__To be done__: Of all the lines in the material, how many contain the word "Úrvalsdeild"? State the number alone.
----------
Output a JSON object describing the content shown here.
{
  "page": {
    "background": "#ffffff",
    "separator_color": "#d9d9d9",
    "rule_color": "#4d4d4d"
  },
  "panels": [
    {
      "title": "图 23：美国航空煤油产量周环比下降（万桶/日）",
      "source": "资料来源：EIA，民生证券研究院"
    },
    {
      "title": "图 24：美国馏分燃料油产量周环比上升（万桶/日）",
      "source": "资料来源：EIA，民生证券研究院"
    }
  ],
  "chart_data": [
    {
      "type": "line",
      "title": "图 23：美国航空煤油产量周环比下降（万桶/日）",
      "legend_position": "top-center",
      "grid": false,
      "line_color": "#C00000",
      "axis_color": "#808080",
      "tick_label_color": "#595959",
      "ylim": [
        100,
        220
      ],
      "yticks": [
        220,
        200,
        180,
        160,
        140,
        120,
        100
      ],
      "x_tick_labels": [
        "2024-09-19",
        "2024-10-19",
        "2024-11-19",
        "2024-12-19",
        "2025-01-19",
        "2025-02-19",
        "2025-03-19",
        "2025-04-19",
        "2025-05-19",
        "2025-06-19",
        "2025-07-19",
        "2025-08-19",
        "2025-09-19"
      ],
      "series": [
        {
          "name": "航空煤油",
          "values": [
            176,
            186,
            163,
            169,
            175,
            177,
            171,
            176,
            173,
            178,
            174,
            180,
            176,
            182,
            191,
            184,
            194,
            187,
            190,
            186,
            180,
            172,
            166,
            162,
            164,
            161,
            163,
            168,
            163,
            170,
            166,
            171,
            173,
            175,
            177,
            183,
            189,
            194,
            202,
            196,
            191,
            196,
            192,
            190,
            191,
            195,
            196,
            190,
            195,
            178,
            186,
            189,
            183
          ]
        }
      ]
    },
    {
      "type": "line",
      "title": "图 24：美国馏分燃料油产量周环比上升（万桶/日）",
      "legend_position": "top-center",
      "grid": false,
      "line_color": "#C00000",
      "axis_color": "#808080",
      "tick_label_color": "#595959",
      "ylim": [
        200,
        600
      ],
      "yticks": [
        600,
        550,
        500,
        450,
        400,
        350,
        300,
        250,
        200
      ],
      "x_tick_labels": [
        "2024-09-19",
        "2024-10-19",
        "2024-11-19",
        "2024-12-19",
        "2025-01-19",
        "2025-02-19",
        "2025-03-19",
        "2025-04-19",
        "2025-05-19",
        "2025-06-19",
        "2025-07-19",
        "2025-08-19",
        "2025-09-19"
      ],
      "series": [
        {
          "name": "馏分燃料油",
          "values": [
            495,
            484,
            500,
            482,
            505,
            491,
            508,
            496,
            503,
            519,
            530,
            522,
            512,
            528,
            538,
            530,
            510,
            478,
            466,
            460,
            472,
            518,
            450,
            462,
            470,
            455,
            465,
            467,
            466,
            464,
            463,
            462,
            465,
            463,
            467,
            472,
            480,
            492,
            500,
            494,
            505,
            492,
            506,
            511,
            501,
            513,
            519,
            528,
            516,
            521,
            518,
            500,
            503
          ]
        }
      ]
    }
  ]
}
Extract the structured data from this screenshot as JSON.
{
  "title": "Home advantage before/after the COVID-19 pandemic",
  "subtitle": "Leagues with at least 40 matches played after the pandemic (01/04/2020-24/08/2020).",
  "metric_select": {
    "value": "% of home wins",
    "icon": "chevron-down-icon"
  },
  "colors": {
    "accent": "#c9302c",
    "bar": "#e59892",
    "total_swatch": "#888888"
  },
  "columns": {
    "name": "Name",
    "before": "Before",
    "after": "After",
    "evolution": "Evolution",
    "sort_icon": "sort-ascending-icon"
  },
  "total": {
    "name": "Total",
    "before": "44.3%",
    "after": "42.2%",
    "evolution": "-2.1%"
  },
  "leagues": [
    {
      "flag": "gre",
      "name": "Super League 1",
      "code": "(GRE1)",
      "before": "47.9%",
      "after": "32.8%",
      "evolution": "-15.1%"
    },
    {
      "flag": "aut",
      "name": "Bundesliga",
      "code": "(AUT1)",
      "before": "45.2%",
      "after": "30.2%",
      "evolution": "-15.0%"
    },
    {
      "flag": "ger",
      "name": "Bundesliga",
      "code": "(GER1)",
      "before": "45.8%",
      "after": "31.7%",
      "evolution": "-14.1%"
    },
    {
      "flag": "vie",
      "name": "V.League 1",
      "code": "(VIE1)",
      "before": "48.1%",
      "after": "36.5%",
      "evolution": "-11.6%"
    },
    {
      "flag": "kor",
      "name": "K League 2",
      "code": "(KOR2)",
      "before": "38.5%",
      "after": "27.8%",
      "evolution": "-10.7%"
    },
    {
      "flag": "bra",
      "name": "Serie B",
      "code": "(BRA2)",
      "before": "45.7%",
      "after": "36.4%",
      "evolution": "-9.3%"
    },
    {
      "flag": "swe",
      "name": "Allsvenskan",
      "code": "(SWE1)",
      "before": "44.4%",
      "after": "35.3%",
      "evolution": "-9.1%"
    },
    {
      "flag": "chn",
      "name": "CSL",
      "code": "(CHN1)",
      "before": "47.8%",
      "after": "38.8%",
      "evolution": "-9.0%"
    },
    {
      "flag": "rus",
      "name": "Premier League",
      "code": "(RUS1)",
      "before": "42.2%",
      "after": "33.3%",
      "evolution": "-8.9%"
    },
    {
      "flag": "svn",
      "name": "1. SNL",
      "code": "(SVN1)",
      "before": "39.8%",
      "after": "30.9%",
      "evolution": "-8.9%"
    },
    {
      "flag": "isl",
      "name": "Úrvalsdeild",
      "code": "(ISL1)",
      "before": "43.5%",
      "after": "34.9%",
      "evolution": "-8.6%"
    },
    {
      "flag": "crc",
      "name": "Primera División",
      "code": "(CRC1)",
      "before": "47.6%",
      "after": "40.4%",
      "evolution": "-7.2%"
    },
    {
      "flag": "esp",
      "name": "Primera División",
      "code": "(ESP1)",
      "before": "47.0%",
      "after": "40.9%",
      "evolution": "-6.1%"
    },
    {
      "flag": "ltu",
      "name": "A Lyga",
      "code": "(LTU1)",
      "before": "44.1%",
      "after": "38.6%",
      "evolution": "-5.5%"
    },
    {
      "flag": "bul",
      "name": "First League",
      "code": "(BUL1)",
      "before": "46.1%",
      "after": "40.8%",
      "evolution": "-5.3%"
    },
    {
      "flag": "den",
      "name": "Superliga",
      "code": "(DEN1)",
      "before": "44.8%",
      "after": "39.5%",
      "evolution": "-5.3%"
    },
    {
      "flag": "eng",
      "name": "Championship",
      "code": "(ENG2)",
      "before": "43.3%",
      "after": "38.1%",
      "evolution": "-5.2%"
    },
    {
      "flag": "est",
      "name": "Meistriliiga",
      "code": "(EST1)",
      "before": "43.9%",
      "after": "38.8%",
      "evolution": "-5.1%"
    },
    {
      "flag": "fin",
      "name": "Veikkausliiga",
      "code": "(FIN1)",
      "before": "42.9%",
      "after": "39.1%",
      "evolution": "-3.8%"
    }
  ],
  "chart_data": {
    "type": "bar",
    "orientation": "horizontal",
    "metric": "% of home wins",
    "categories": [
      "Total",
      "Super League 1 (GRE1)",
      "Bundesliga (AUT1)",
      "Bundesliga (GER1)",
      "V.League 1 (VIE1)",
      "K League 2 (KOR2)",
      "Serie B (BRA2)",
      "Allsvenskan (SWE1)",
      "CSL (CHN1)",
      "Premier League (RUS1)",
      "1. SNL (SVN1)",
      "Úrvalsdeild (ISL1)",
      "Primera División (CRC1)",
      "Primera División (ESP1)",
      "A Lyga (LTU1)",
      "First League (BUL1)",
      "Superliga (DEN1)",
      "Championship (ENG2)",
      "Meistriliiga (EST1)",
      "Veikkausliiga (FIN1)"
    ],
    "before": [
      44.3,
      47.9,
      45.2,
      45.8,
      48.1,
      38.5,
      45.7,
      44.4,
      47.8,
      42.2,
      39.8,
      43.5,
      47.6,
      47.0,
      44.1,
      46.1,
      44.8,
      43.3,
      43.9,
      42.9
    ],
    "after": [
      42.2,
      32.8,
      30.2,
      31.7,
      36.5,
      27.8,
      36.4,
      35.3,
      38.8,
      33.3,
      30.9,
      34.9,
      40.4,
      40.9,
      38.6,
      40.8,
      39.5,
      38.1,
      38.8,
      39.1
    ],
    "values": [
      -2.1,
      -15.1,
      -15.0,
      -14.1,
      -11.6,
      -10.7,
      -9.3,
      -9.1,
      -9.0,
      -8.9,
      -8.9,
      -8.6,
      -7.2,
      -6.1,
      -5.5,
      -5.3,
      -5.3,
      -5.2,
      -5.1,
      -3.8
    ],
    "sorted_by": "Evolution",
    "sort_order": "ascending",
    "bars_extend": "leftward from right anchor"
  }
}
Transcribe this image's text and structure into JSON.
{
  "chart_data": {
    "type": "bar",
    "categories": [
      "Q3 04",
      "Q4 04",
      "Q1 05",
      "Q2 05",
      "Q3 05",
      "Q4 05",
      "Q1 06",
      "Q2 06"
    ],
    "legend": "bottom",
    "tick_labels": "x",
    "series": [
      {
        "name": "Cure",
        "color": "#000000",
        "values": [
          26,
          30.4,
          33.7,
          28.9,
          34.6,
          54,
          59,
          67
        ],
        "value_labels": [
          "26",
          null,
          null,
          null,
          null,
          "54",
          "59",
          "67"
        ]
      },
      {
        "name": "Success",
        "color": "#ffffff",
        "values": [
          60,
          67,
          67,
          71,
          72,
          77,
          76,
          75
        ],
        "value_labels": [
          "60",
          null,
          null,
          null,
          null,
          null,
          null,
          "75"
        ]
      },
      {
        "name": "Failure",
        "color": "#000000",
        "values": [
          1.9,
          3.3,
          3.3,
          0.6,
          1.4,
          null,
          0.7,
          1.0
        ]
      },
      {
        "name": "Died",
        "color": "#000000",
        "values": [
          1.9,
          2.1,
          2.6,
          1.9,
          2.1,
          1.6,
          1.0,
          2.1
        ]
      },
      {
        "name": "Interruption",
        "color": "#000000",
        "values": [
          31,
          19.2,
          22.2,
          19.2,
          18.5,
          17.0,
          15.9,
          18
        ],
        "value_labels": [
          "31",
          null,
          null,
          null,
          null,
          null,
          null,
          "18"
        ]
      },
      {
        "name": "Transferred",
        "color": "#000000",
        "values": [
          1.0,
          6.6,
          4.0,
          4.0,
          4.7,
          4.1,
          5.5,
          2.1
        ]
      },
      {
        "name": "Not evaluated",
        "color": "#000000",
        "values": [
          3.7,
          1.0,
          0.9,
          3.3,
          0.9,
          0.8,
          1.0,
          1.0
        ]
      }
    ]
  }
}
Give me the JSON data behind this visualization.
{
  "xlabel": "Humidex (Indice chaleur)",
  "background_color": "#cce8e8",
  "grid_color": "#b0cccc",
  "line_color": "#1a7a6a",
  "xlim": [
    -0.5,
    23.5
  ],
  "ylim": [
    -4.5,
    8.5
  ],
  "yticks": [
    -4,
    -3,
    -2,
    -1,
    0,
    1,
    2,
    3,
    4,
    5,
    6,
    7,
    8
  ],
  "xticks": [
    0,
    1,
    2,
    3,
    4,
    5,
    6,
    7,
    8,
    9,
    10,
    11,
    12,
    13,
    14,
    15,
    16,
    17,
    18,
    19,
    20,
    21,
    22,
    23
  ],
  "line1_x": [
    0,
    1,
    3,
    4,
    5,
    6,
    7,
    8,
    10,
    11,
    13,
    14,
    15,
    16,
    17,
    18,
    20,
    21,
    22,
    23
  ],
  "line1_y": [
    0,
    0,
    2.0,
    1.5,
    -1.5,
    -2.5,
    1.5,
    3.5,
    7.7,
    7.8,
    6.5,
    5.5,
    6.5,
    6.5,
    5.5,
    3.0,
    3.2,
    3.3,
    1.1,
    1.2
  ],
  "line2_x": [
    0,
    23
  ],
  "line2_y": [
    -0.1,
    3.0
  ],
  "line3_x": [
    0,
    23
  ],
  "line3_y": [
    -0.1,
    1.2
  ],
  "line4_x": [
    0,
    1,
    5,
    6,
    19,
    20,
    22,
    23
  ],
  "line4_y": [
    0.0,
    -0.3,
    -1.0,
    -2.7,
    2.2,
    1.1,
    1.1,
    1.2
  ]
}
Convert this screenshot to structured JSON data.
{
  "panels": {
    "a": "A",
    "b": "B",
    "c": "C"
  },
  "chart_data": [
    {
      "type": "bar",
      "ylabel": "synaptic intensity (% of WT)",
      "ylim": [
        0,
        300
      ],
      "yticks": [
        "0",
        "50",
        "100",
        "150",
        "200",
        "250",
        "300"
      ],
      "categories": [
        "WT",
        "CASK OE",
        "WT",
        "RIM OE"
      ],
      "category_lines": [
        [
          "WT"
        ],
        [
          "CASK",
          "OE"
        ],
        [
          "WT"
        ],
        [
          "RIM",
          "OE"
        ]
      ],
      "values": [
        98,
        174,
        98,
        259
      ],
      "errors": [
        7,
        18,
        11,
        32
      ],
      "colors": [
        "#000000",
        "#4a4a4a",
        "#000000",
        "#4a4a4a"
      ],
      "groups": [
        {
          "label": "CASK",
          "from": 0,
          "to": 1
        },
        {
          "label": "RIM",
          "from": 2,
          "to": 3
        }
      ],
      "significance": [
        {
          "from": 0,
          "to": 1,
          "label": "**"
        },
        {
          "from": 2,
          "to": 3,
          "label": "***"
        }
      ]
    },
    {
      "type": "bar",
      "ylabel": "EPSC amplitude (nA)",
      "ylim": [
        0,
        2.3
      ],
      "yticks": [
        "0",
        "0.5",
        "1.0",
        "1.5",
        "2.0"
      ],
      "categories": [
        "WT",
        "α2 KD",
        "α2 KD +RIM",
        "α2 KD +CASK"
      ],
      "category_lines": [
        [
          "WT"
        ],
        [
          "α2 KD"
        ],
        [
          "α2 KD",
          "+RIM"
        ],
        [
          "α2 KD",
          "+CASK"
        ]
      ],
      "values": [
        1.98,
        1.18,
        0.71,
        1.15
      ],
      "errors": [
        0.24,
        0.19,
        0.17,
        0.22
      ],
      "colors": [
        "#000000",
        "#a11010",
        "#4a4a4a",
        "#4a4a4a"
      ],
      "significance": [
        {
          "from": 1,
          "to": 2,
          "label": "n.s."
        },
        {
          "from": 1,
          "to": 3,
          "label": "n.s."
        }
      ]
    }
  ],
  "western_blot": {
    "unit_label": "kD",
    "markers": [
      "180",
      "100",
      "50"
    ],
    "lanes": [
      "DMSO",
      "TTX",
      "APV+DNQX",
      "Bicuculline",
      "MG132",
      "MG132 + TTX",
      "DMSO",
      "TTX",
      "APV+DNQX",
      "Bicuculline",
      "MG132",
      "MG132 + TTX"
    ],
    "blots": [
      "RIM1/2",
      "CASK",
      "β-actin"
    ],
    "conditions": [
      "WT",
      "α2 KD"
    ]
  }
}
----------
__Written response__: 2